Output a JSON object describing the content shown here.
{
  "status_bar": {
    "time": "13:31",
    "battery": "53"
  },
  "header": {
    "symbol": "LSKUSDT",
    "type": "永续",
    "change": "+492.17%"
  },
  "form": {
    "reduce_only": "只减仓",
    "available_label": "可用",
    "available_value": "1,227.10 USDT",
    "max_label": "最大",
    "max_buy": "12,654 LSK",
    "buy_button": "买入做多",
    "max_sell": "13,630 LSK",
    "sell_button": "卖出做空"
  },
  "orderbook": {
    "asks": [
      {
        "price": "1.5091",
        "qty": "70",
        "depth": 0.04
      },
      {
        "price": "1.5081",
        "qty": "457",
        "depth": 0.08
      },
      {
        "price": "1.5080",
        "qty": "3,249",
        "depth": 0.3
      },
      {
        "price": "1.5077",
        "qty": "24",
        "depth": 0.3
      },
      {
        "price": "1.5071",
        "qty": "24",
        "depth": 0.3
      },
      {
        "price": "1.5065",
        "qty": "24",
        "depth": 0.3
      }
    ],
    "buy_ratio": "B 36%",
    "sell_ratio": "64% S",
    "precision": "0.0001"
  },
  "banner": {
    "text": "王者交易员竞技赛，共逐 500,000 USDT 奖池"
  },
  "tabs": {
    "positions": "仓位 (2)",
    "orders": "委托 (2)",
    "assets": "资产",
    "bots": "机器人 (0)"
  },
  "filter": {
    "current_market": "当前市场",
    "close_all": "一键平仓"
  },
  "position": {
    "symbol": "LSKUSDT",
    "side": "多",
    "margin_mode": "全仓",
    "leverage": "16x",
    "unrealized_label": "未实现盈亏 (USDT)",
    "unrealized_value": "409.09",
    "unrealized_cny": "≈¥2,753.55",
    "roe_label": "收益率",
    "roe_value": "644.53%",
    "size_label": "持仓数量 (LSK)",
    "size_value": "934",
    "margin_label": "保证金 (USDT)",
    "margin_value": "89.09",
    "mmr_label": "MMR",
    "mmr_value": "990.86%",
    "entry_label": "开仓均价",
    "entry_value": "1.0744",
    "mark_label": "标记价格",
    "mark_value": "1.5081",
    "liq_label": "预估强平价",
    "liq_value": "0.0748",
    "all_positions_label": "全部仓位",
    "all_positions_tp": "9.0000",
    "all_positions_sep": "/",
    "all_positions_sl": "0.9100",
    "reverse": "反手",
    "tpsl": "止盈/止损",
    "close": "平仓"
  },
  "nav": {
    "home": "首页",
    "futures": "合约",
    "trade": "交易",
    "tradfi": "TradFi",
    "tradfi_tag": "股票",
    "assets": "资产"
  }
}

§ GIVEN INSTRUCTION:
Write out the full listing, keeping every line exactly as it is.

§ TASK RESPONSE:
Output a JSON object describing the content shown here.
{
  "status_bar": {
    "time": "13:31",
    "battery": "53"
  },
  "header": {
    "symbol": "LSKUSDT",
    "type": "永续",
    "change": "+492.17%"
  },
  "form": {
    "reduce_only": "只减仓",
    "available_label": "可用",
    "available_value": "1,227.10 USDT",
    "max_label": "最大",
    "max_buy": "12,654 LSK",
    "buy_button": "买入做多",
    "max_sell": "13,630 LSK",
    "sell_button": "卖出做空"
  },
  "orderbook": {
    "asks": [
      {
        "price": "1.5091",
        "qty": "70",
        "depth": 0.04
      },
      {
        "price": "1.5081",
        "qty": "457",
        "depth": 0.08
      },
      {
        "price": "1.5080",
        "qty": "3,249",
        "depth": 0.3
      },
      {
        "price": "1.5077",
        "qty": "24",
        "depth": 0.3
      },
      {
        "price": "1.5071",
        "qty": "24",
        "depth": 0.3
      },
      {
        "price": "1.5065",
        "qty": "24",
        "depth": 0.3
      }
    ],
    "buy_ratio": "B 36%",
    "sell_ratio": "64% S",
    "precision": "0.0001"
  },
  "banner": {
    "text": "王者交易员竞技赛，共逐 500,000 USDT 奖池"
  },
  "tabs": {
    "positions": "仓位 (2)",
    "orders": "委托 (2)",
    "assets": "资产",
    "bots": "机器人 (0)"
  },
  "filter": {
    "current_market": "当前市场",
    "close_all": "一键平仓"
  },
  "position": {
    "symbol": "LSKUSDT",
    "side": "多",
    "margin_mode": "全仓",
    "leverage": "16x",
    "unrealized_label": "未实现盈亏 (USDT)",
    "unrealized_value": "409.09",
    "unrealized_cny": "≈¥2,753.55",
    "roe_label": "收益率",
    "roe_value": "644.53%",
    "size_label": "持仓数量 (LSK)",
    "size_value": "934",
    "margin_label": "保证金 (USDT)",
    "margin_value": "89.09",
    "mmr_label": "MMR",
    "mmr_value": "990.86%",
    "entry_label": "开仓均价",
    "entry_value": "1.0744",
    "mark_label": "标记价格",
    "mark_value": "1.5081",
    "liq_label": "预估强平价",
    "liq_value": "0.0748",
    "all_positions_label": "全部仓位",
    "all_positions_tp": "9.0000",
    "all_positions_sep": "/",
    "all_positions_sl": "0.9100",
    "reverse": "反手",
    "tpsl": "止盈/止损",
    "close": "平仓"
  },
  "nav": {
    "home": "首页",
    "futures": "合约",
    "trade": "交易",
    "tradfi": "TradFi",
    "tradfi_tag": "股票",
    "assets": "资产"
  }
}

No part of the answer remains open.